____ Provided material

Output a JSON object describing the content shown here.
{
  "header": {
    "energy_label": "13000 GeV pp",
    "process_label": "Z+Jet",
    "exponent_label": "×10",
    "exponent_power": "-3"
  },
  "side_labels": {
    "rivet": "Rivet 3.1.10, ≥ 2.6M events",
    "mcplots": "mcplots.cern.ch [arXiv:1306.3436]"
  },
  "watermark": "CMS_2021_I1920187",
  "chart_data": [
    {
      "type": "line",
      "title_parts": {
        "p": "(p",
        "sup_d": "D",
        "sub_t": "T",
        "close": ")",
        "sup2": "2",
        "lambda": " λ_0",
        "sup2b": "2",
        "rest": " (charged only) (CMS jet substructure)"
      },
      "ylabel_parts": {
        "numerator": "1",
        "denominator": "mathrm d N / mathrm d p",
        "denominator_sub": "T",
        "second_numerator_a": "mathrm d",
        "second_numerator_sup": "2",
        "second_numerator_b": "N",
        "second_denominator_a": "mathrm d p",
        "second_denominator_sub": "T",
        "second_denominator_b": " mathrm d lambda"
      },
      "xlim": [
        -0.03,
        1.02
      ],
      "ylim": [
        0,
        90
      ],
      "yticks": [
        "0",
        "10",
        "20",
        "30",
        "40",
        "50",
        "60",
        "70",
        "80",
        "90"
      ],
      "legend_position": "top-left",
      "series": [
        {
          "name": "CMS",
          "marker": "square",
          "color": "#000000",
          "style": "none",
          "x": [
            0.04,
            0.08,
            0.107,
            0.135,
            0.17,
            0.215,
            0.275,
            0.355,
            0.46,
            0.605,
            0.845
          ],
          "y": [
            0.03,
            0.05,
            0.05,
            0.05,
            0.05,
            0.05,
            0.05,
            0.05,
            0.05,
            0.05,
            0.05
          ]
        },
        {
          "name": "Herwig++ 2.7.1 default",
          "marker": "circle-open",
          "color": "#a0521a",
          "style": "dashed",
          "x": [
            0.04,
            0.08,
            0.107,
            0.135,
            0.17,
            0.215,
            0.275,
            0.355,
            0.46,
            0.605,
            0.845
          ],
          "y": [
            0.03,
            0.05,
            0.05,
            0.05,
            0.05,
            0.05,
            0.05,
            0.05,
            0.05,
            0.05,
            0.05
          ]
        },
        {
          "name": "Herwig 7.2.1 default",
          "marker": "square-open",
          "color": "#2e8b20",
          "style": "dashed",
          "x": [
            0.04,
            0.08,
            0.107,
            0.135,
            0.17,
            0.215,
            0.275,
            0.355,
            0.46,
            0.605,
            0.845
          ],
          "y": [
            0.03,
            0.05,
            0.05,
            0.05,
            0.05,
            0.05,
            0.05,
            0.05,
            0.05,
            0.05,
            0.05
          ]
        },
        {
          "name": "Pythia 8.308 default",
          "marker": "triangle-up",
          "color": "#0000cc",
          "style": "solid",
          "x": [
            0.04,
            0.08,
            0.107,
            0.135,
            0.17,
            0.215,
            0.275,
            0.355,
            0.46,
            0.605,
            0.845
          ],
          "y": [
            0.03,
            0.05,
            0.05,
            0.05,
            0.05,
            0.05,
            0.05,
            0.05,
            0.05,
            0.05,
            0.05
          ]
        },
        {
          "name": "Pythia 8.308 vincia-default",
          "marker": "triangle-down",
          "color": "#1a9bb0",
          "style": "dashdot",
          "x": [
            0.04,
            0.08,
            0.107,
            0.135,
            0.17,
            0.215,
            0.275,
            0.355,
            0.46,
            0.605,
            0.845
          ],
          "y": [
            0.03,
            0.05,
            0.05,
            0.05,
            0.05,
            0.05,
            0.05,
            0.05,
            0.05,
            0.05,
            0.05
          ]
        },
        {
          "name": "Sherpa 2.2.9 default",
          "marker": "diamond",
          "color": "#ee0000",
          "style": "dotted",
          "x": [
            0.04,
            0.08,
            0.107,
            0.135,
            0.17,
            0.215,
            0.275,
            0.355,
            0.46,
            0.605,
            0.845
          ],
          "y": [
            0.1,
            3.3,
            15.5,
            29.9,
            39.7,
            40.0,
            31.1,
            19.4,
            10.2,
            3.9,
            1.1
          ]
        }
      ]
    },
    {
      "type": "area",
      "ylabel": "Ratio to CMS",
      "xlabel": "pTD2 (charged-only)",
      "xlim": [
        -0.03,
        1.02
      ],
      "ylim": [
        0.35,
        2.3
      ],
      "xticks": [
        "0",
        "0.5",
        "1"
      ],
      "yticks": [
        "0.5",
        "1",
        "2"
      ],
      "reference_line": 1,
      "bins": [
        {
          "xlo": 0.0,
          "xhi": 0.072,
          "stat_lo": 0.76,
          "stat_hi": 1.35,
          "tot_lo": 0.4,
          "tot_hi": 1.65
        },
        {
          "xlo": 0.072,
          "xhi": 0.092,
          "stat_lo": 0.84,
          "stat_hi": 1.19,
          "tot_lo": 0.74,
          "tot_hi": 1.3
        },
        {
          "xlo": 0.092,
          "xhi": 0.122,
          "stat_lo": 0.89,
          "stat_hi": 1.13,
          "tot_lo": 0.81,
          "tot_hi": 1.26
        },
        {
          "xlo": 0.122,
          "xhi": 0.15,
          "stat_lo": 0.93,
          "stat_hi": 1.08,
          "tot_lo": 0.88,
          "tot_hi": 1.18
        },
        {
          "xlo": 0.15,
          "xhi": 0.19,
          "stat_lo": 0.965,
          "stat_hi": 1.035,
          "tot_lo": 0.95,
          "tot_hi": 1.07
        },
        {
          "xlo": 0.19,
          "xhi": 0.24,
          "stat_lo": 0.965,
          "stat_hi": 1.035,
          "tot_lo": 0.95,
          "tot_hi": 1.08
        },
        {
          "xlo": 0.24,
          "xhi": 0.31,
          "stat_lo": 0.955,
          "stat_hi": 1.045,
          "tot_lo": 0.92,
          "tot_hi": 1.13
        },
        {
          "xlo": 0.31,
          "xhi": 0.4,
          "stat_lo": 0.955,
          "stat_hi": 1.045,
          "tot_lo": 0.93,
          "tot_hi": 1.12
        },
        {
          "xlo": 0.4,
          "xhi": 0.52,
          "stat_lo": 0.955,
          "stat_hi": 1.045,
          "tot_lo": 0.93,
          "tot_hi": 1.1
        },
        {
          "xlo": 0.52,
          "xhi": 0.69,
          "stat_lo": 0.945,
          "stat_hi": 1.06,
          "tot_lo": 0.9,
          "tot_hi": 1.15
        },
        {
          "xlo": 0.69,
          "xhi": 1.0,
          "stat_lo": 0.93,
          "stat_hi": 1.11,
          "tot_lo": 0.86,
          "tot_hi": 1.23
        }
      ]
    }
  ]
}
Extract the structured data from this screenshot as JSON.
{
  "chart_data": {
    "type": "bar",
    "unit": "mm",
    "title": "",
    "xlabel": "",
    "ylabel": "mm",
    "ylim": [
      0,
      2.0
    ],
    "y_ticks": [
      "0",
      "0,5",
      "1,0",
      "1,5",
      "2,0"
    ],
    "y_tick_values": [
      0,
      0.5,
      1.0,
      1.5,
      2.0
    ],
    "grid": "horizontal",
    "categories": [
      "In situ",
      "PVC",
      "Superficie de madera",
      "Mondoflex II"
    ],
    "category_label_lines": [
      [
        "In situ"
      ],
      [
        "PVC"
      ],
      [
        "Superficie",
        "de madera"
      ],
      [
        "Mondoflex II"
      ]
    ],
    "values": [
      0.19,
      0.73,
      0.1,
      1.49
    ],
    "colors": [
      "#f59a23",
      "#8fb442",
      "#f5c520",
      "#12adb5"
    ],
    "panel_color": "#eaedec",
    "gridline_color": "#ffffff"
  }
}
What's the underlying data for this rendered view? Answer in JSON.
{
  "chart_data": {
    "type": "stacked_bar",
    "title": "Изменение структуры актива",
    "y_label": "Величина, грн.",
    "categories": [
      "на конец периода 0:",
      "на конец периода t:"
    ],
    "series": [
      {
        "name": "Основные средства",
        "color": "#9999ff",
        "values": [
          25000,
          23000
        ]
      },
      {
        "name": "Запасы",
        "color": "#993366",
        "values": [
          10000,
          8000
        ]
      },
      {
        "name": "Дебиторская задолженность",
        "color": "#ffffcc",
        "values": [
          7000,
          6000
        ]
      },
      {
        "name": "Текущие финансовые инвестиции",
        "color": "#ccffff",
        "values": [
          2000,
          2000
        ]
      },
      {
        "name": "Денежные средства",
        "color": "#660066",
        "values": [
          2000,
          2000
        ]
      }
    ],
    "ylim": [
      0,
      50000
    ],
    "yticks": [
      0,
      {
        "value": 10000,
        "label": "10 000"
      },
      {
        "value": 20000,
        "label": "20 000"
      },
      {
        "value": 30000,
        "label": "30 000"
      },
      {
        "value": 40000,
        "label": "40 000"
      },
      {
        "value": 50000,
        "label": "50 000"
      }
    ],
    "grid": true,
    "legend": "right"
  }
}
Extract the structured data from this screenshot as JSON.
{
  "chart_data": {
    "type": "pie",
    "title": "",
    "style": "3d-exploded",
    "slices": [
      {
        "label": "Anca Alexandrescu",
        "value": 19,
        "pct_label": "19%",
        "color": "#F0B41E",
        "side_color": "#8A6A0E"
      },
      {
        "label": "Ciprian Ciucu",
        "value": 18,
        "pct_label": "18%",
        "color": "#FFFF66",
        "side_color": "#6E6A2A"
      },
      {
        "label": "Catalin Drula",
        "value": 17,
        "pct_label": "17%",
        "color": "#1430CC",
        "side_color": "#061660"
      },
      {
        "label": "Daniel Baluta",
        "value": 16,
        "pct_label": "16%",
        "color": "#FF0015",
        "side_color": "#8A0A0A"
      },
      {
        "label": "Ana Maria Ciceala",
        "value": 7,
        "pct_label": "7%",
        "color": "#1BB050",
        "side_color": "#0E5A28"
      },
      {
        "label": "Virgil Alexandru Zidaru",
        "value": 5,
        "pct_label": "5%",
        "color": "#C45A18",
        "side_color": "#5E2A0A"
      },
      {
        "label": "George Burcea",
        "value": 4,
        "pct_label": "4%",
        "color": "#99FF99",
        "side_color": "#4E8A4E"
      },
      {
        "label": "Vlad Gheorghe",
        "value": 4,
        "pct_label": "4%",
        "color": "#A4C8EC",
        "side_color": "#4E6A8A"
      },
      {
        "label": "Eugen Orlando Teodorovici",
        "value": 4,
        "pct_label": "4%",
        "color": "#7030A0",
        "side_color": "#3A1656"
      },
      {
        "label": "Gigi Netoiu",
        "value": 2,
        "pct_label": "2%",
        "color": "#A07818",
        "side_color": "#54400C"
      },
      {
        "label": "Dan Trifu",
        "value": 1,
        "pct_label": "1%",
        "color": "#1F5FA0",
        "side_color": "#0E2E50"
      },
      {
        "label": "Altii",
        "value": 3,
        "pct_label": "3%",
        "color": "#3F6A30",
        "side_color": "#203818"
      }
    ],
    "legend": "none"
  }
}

________

Given instruction -
Scan the entries above. Copy each line that has the string "charged".

Correct response -
        "rest": " (charged only) (CMS jet substructure)"
      "xlabel": "pTD2 (charged-only)",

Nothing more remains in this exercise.